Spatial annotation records
____

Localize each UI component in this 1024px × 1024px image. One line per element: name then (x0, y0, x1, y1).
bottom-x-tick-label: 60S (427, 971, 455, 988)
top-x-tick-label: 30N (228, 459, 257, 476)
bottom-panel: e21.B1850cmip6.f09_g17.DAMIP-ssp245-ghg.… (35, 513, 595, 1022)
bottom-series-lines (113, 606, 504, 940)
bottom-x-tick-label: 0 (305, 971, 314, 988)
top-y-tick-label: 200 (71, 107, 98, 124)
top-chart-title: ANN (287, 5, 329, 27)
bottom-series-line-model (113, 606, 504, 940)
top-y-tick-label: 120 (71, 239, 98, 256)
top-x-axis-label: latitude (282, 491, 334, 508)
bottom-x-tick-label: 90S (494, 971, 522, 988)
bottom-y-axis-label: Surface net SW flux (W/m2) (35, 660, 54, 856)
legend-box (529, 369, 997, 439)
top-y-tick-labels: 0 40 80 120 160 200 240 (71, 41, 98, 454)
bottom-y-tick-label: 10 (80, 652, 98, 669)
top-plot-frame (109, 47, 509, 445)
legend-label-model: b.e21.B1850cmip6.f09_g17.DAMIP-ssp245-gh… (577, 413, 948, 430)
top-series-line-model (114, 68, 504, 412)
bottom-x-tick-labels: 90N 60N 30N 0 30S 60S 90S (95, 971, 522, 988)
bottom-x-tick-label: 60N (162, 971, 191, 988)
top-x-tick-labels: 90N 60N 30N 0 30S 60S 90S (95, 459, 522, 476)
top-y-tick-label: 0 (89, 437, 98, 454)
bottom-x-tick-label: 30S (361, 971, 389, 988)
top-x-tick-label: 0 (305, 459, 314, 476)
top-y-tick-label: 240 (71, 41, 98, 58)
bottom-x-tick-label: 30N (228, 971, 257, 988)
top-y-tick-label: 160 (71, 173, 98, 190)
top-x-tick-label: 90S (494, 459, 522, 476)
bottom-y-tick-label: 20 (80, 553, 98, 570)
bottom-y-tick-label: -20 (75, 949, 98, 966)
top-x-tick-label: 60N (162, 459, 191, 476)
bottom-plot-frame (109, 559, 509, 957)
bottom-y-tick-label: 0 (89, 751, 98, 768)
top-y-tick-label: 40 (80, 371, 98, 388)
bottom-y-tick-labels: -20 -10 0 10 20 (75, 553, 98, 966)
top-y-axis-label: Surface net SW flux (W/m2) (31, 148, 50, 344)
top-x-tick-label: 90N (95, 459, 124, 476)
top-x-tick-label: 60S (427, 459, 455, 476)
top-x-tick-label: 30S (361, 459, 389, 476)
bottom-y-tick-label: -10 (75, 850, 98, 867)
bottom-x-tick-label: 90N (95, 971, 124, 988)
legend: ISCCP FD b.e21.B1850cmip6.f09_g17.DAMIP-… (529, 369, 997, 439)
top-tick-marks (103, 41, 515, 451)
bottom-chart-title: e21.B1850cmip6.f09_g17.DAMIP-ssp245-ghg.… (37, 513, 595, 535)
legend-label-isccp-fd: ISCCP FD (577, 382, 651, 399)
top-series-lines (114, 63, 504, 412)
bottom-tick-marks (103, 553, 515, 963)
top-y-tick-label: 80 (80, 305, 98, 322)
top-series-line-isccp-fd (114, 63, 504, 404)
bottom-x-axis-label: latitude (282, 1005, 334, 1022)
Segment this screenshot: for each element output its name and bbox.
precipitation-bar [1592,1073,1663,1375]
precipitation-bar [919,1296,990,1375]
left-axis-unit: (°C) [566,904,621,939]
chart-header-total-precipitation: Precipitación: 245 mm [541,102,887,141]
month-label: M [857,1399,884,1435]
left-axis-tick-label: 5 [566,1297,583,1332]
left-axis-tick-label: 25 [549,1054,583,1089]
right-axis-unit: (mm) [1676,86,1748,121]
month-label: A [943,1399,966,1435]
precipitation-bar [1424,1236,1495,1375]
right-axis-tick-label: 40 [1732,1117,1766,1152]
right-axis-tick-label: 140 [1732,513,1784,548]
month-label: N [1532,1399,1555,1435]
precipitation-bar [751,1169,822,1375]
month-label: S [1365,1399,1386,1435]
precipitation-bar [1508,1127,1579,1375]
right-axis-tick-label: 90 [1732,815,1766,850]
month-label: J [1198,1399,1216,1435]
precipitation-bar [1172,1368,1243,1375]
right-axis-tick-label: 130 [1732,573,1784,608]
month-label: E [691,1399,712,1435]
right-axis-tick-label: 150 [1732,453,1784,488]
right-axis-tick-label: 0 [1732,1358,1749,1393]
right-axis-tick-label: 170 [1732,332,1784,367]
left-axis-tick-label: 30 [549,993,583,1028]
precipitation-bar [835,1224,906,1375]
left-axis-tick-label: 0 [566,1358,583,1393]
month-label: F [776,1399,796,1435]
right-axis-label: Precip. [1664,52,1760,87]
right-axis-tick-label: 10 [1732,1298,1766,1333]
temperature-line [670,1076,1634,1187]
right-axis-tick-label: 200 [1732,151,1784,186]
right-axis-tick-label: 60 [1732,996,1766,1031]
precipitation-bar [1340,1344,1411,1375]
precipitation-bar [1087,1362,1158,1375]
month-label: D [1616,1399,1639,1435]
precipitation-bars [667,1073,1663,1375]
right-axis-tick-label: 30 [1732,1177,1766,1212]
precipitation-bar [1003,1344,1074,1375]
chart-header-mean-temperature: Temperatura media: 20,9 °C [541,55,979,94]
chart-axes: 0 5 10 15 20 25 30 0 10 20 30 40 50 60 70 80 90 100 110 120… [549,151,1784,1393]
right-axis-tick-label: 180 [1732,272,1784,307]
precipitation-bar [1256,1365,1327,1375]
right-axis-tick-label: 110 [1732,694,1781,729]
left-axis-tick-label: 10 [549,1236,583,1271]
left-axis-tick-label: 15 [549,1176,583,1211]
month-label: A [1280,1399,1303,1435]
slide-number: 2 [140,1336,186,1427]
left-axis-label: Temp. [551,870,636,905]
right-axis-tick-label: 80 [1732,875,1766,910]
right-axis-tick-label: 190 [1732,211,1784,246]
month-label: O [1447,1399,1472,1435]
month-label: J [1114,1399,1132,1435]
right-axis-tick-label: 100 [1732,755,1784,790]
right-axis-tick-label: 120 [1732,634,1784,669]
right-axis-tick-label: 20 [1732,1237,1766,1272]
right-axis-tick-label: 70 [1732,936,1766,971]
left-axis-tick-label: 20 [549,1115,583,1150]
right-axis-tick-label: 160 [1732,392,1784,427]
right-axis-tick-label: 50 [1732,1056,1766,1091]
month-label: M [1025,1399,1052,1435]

____

Brief: Copy the rows from the start through the line containing "top-chart-title: ANN (287, 5, 329, 27)", with "Localize" changed to "Locate" and nothing else altered.

Task result:
Locate each UI component in this 1024px × 1024px image. One line per element: name then (x0, y0, x1, y1).
bottom-x-tick-label: 60S (427, 971, 455, 988)
top-x-tick-label: 30N (228, 459, 257, 476)
bottom-panel: e21.B1850cmip6.f09_g17.DAMIP-ssp245-ghg.… (35, 513, 595, 1022)
bottom-series-lines (113, 606, 504, 940)
bottom-x-tick-label: 0 (305, 971, 314, 988)
top-y-tick-label: 200 (71, 107, 98, 124)
top-chart-title: ANN (287, 5, 329, 27)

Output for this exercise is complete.